The data:
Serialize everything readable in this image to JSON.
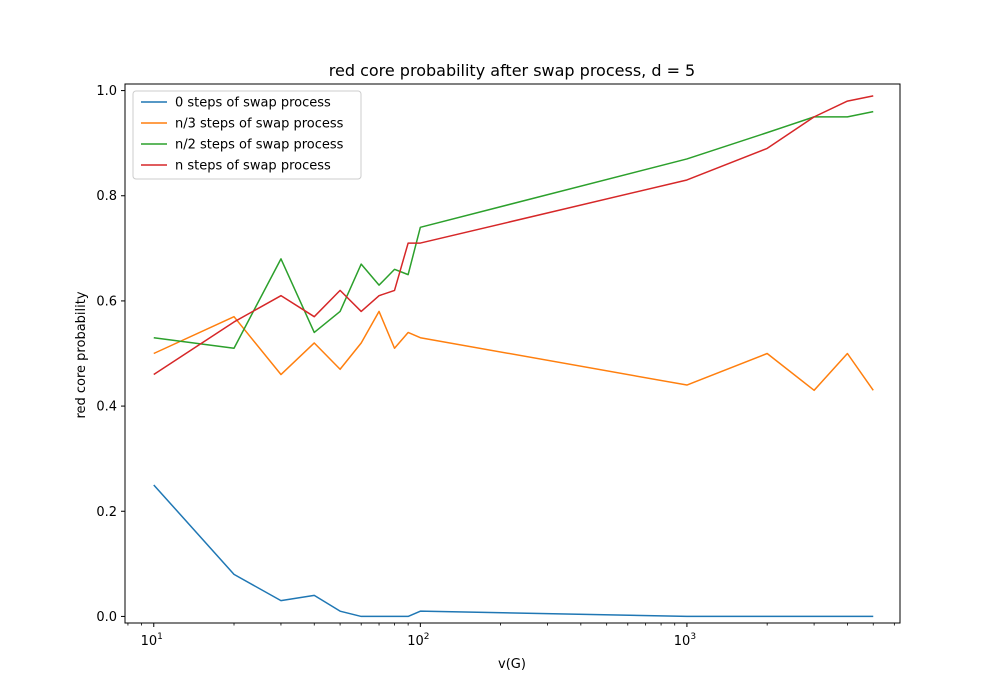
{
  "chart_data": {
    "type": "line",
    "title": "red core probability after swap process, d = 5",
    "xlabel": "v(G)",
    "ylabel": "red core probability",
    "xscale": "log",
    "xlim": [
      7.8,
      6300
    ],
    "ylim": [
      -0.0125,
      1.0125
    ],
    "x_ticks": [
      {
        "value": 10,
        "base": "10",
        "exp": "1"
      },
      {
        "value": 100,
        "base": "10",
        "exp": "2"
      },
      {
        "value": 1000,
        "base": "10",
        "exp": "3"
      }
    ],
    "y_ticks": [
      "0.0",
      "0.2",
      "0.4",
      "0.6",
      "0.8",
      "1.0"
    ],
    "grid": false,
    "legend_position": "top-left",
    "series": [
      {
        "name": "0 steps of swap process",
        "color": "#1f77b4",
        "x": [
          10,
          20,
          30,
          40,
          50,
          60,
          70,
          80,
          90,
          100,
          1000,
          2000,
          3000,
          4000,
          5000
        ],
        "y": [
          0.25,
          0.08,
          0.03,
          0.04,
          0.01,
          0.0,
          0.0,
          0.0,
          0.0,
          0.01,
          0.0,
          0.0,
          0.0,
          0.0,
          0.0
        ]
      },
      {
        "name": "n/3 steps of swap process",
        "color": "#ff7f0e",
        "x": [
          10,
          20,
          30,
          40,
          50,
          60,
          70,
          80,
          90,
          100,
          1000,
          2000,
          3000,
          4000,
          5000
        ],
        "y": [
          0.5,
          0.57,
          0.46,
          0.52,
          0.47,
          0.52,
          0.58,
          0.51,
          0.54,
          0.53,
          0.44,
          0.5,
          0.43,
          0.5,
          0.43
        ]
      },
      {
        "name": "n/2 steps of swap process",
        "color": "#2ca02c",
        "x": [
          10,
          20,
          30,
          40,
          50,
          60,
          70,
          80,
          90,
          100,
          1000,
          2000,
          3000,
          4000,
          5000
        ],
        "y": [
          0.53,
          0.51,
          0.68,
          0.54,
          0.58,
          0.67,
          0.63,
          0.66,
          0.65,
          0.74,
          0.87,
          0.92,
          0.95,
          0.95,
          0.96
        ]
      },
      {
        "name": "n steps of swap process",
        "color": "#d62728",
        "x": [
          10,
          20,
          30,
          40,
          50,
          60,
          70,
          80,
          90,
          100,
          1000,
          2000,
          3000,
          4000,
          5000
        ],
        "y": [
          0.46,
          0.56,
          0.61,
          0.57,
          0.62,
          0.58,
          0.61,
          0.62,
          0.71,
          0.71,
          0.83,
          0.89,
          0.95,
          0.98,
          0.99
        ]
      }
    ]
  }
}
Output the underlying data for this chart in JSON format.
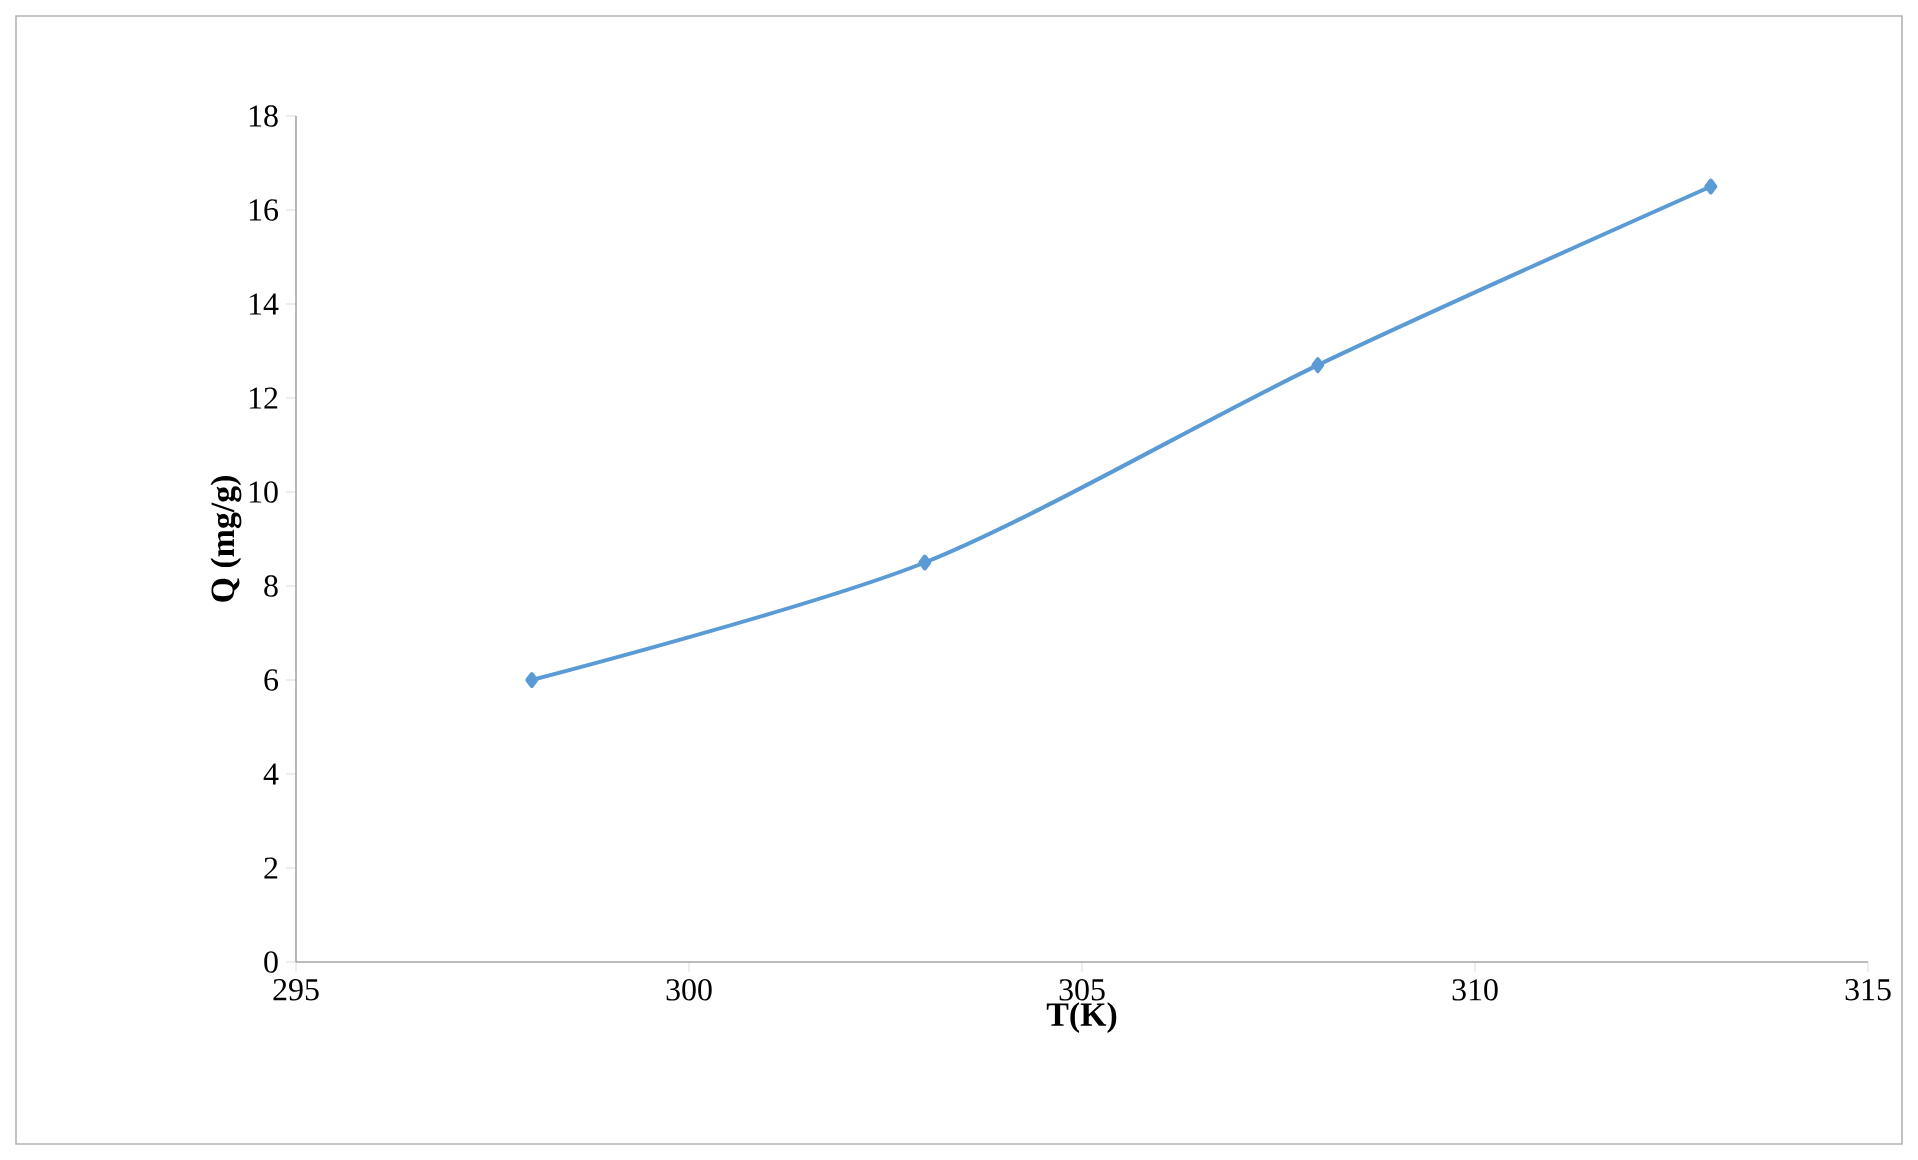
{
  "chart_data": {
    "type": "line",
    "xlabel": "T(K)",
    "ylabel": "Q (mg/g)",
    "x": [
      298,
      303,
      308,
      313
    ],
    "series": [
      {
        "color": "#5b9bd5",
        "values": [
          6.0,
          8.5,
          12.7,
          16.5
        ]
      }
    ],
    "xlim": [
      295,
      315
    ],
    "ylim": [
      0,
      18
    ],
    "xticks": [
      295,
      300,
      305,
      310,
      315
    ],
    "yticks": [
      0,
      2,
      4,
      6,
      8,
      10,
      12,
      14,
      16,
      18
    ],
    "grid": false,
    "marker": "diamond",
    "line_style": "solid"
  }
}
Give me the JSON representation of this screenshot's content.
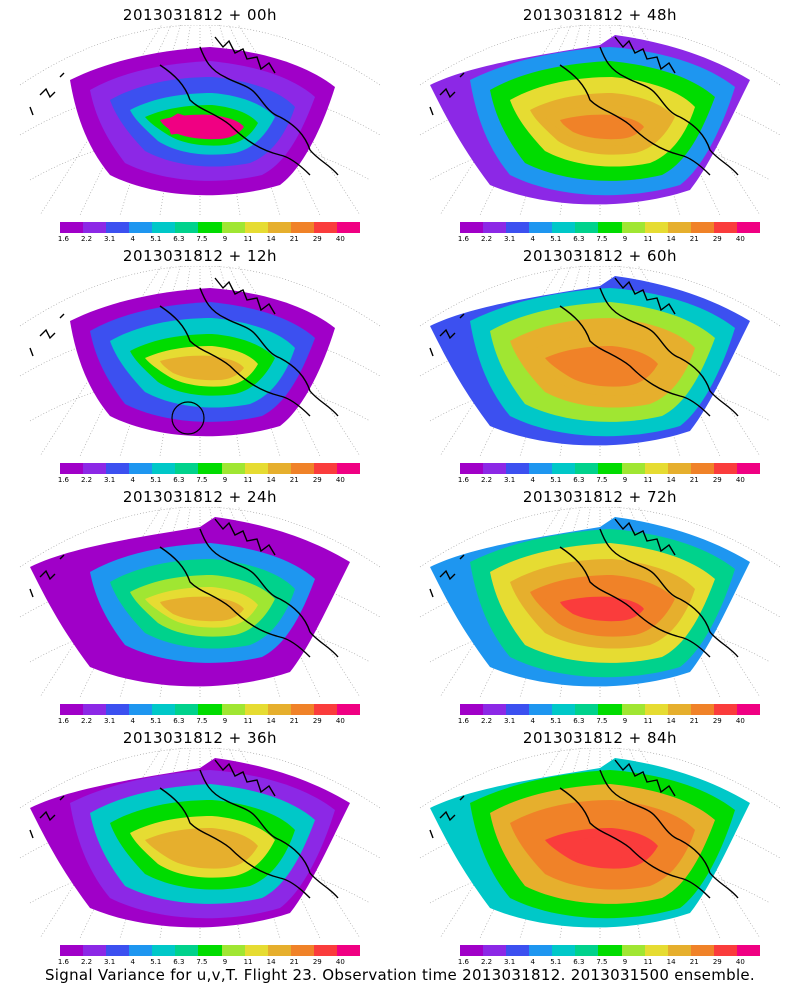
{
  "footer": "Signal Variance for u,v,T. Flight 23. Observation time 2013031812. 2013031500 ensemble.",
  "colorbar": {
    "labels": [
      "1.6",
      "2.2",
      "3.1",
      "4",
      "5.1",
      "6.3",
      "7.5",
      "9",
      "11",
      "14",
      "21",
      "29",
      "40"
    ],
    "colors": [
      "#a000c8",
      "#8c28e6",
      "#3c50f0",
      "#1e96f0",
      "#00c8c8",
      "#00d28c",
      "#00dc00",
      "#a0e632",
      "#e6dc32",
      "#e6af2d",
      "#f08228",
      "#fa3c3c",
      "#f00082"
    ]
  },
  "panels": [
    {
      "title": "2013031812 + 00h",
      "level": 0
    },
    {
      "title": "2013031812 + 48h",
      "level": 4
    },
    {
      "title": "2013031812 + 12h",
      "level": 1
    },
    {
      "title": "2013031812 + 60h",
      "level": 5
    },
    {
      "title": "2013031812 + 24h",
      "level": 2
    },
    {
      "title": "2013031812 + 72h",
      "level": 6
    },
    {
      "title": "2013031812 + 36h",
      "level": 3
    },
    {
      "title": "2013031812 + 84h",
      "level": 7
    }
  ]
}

Given exercise:
Filter the entries down to the lines containing "this". Copy each of those lines.

Full solution:
Serialize everything readable in this image to JSON.
Output the underlying data for this chart in JSON format.
Give me the JSON representation of this screenshot's content.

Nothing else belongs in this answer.